▶ _DATA PROVIDED_:
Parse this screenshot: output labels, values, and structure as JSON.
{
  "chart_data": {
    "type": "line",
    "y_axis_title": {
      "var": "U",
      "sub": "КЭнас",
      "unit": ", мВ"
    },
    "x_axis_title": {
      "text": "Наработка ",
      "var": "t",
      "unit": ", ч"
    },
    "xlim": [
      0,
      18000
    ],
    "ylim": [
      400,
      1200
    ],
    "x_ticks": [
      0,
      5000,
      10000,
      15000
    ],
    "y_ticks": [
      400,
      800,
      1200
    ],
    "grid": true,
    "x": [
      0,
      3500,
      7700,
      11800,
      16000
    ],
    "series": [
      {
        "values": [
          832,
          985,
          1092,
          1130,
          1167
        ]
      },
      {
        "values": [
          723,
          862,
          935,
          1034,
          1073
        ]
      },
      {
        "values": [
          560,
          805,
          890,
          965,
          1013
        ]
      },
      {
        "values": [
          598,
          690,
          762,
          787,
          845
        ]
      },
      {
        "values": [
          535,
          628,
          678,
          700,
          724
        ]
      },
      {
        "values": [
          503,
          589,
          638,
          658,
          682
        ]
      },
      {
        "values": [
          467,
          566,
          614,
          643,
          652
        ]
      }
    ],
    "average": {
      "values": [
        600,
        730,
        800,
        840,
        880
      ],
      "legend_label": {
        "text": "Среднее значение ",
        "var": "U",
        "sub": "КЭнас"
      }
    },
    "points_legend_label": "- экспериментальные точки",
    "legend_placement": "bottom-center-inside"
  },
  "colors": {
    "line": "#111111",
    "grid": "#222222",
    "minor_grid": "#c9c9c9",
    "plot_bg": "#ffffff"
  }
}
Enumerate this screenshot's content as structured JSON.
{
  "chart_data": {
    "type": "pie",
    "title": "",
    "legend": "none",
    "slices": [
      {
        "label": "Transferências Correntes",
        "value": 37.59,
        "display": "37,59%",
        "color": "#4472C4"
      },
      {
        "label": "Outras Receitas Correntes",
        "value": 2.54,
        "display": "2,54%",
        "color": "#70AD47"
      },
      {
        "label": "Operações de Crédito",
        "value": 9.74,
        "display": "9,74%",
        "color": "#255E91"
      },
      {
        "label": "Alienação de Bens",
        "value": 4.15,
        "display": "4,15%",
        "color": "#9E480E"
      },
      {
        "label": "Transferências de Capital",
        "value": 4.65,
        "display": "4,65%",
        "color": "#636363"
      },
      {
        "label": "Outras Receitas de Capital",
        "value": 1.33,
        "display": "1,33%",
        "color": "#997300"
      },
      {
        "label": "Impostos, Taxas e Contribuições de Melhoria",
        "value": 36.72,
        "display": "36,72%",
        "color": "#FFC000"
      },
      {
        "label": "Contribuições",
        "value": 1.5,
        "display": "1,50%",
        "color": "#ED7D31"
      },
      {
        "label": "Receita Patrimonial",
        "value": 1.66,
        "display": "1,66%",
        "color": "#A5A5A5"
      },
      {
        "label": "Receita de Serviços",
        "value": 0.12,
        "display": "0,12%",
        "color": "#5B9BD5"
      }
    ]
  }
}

▶ _GIVEN TASK_: Please restate the whole listing word for word.

▶ _IN RESPONSE_:
Parse this screenshot: output labels, values, and structure as JSON.
{
  "chart_data": {
    "type": "line",
    "y_axis_title": {
      "var": "U",
      "sub": "КЭнас",
      "unit": ", мВ"
    },
    "x_axis_title": {
      "text": "Наработка ",
      "var": "t",
      "unit": ", ч"
    },
    "xlim": [
      0,
      18000
    ],
    "ylim": [
      400,
      1200
    ],
    "x_ticks": [
      0,
      5000,
      10000,
      15000
    ],
    "y_ticks": [
      400,
      800,
      1200
    ],
    "grid": true,
    "x": [
      0,
      3500,
      7700,
      11800,
      16000
    ],
    "series": [
      {
        "values": [
          832,
          985,
          1092,
          1130,
          1167
        ]
      },
      {
        "values": [
          723,
          862,
          935,
          1034,
          1073
        ]
      },
      {
        "values": [
          560,
          805,
          890,
          965,
          1013
        ]
      },
      {
        "values": [
          598,
          690,
          762,
          787,
          845
        ]
      },
      {
        "values": [
          535,
          628,
          678,
          700,
          724
        ]
      },
      {
        "values": [
          503,
          589,
          638,
          658,
          682
        ]
      },
      {
        "values": [
          467,
          566,
          614,
          643,
          652
        ]
      }
    ],
    "average": {
      "values": [
        600,
        730,
        800,
        840,
        880
      ],
      "legend_label": {
        "text": "Среднее значение ",
        "var": "U",
        "sub": "КЭнас"
      }
    },
    "points_legend_label": "- экспериментальные точки",
    "legend_placement": "bottom-center-inside"
  },
  "colors": {
    "line": "#111111",
    "grid": "#222222",
    "minor_grid": "#c9c9c9",
    "plot_bg": "#ffffff"
  }
}
Enumerate this screenshot's content as structured JSON.
{
  "chart_data": {
    "type": "pie",
    "title": "",
    "legend": "none",
    "slices": [
      {
        "label": "Transferências Correntes",
        "value": 37.59,
        "display": "37,59%",
        "color": "#4472C4"
      },
      {
        "label": "Outras Receitas Correntes",
        "value": 2.54,
        "display": "2,54%",
        "color": "#70AD47"
      },
      {
        "label": "Operações de Crédito",
        "value": 9.74,
        "display": "9,74%",
        "color": "#255E91"
      },
      {
        "label": "Alienação de Bens",
        "value": 4.15,
        "display": "4,15%",
        "color": "#9E480E"
      },
      {
        "label": "Transferências de Capital",
        "value": 4.65,
        "display": "4,65%",
        "color": "#636363"
      },
      {
        "label": "Outras Receitas de Capital",
        "value": 1.33,
        "display": "1,33%",
        "color": "#997300"
      },
      {
        "label": "Impostos, Taxas e Contribuições de Melhoria",
        "value": 36.72,
        "display": "36,72%",
        "color": "#FFC000"
      },
      {
        "label": "Contribuições",
        "value": 1.5,
        "display": "1,50%",
        "color": "#ED7D31"
      },
      {
        "label": "Receita Patrimonial",
        "value": 1.66,
        "display": "1,66%",
        "color": "#A5A5A5"
      },
      {
        "label": "Receita de Serviços",
        "value": 0.12,
        "display": "0,12%",
        "color": "#5B9BD5"
      }
    ]
  }
}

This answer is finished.